• _PROBLEM DESCRIPTION_: The entries need to be copied exactly.

• _SUPPLIED DATA_:
################

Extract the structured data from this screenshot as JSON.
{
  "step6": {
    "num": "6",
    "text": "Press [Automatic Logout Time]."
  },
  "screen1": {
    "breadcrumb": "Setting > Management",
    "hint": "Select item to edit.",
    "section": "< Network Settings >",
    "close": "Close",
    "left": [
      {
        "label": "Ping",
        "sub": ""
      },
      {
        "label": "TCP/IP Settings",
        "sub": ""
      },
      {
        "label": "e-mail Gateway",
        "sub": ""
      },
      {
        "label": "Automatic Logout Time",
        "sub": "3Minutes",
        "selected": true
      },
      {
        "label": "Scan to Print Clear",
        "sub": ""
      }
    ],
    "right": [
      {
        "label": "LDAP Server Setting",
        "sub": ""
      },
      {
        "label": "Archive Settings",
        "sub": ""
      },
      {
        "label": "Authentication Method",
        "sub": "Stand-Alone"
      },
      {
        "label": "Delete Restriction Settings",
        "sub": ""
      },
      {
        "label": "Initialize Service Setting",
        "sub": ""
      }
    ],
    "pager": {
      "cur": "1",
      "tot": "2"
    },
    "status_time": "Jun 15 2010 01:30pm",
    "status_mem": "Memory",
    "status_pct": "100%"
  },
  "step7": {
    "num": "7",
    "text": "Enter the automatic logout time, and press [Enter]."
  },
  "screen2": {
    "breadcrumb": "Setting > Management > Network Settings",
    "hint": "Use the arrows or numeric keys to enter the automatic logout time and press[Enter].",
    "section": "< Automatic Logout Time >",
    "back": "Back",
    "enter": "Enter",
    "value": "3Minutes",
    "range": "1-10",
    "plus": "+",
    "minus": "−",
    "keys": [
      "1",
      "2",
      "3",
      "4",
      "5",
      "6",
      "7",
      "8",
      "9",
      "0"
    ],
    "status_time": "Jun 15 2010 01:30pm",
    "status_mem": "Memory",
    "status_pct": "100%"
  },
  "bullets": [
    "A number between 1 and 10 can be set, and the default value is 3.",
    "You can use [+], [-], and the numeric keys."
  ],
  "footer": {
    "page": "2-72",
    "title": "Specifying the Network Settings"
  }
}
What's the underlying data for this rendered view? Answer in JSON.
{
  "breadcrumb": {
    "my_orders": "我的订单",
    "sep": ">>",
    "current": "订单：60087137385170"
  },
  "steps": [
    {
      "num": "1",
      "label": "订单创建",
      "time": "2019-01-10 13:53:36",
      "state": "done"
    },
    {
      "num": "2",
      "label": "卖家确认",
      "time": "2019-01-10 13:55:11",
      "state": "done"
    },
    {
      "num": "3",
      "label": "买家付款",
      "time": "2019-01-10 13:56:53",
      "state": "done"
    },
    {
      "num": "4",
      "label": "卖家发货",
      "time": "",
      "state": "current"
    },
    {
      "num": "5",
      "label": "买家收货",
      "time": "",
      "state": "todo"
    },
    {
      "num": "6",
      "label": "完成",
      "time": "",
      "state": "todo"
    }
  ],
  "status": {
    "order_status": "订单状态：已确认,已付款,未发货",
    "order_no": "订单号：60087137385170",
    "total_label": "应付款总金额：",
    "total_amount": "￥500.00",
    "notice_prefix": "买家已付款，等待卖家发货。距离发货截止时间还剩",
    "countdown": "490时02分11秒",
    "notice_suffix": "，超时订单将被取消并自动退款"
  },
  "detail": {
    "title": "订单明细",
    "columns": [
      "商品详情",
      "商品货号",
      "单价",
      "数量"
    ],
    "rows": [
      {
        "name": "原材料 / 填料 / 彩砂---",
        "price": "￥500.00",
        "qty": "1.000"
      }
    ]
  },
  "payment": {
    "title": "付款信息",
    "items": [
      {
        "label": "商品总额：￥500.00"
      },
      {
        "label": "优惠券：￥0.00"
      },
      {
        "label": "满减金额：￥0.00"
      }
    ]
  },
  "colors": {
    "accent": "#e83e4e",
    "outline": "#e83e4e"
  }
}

################

• _CORRECT OUTPUT_:
Extract the structured data from this screenshot as JSON.
{
  "step6": {
    "num": "6",
    "text": "Press [Automatic Logout Time]."
  },
  "screen1": {
    "breadcrumb": "Setting > Management",
    "hint": "Select item to edit.",
    "section": "< Network Settings >",
    "close": "Close",
    "left": [
      {
        "label": "Ping",
        "sub": ""
      },
      {
        "label": "TCP/IP Settings",
        "sub": ""
      },
      {
        "label": "e-mail Gateway",
        "sub": ""
      },
      {
        "label": "Automatic Logout Time",
        "sub": "3Minutes",
        "selected": true
      },
      {
        "label": "Scan to Print Clear",
        "sub": ""
      }
    ],
    "right": [
      {
        "label": "LDAP Server Setting",
        "sub": ""
      },
      {
        "label": "Archive Settings",
        "sub": ""
      },
      {
        "label": "Authentication Method",
        "sub": "Stand-Alone"
      },
      {
        "label": "Delete Restriction Settings",
        "sub": ""
      },
      {
        "label": "Initialize Service Setting",
        "sub": ""
      }
    ],
    "pager": {
      "cur": "1",
      "tot": "2"
    },
    "status_time": "Jun 15 2010 01:30pm",
    "status_mem": "Memory",
    "status_pct": "100%"
  },
  "step7": {
    "num": "7",
    "text": "Enter the automatic logout time, and press [Enter]."
  },
  "screen2": {
    "breadcrumb": "Setting > Management > Network Settings",
    "hint": "Use the arrows or numeric keys to enter the automatic logout time and press[Enter].",
    "section": "< Automatic Logout Time >",
    "back": "Back",
    "enter": "Enter",
    "value": "3Minutes",
    "range": "1-10",
    "plus": "+",
    "minus": "−",
    "keys": [
      "1",
      "2",
      "3",
      "4",
      "5",
      "6",
      "7",
      "8",
      "9",
      "0"
    ],
    "status_time": "Jun 15 2010 01:30pm",
    "status_mem": "Memory",
    "status_pct": "100%"
  },
  "bullets": [
    "A number between 1 and 10 can be set, and the default value is 3.",
    "You can use [+], [-], and the numeric keys."
  ],
  "footer": {
    "page": "2-72",
    "title": "Specifying the Network Settings"
  }
}
What's the underlying data for this rendered view? Answer in JSON.
{
  "breadcrumb": {
    "my_orders": "我的订单",
    "sep": ">>",
    "current": "订单：60087137385170"
  },
  "steps": [
    {
      "num": "1",
      "label": "订单创建",
      "time": "2019-01-10 13:53:36",
      "state": "done"
    },
    {
      "num": "2",
      "label": "卖家确认",
      "time": "2019-01-10 13:55:11",
      "state": "done"
    },
    {
      "num": "3",
      "label": "买家付款",
      "time": "2019-01-10 13:56:53",
      "state": "done"
    },
    {
      "num": "4",
      "label": "卖家发货",
      "time": "",
      "state": "current"
    },
    {
      "num": "5",
      "label": "买家收货",
      "time": "",
      "state": "todo"
    },
    {
      "num": "6",
      "label": "完成",
      "time": "",
      "state": "todo"
    }
  ],
  "status": {
    "order_status": "订单状态：已确认,已付款,未发货",
    "order_no": "订单号：60087137385170",
    "total_label": "应付款总金额：",
    "total_amount": "￥500.00",
    "notice_prefix": "买家已付款，等待卖家发货。距离发货截止时间还剩",
    "countdown": "490时02分11秒",
    "notice_suffix": "，超时订单将被取消并自动退款"
  },
  "detail": {
    "title": "订单明细",
    "columns": [
      "商品详情",
      "商品货号",
      "单价",
      "数量"
    ],
    "rows": [
      {
        "name": "原材料 / 填料 / 彩砂---",
        "price": "￥500.00",
        "qty": "1.000"
      }
    ]
  },
  "payment": {
    "title": "付款信息",
    "items": [
      {
        "label": "商品总额：￥500.00"
      },
      {
        "label": "优惠券：￥0.00"
      },
      {
        "label": "满减金额：￥0.00"
      }
    ]
  },
  "colors": {
    "accent": "#e83e4e",
    "outline": "#e83e4e"
  }
}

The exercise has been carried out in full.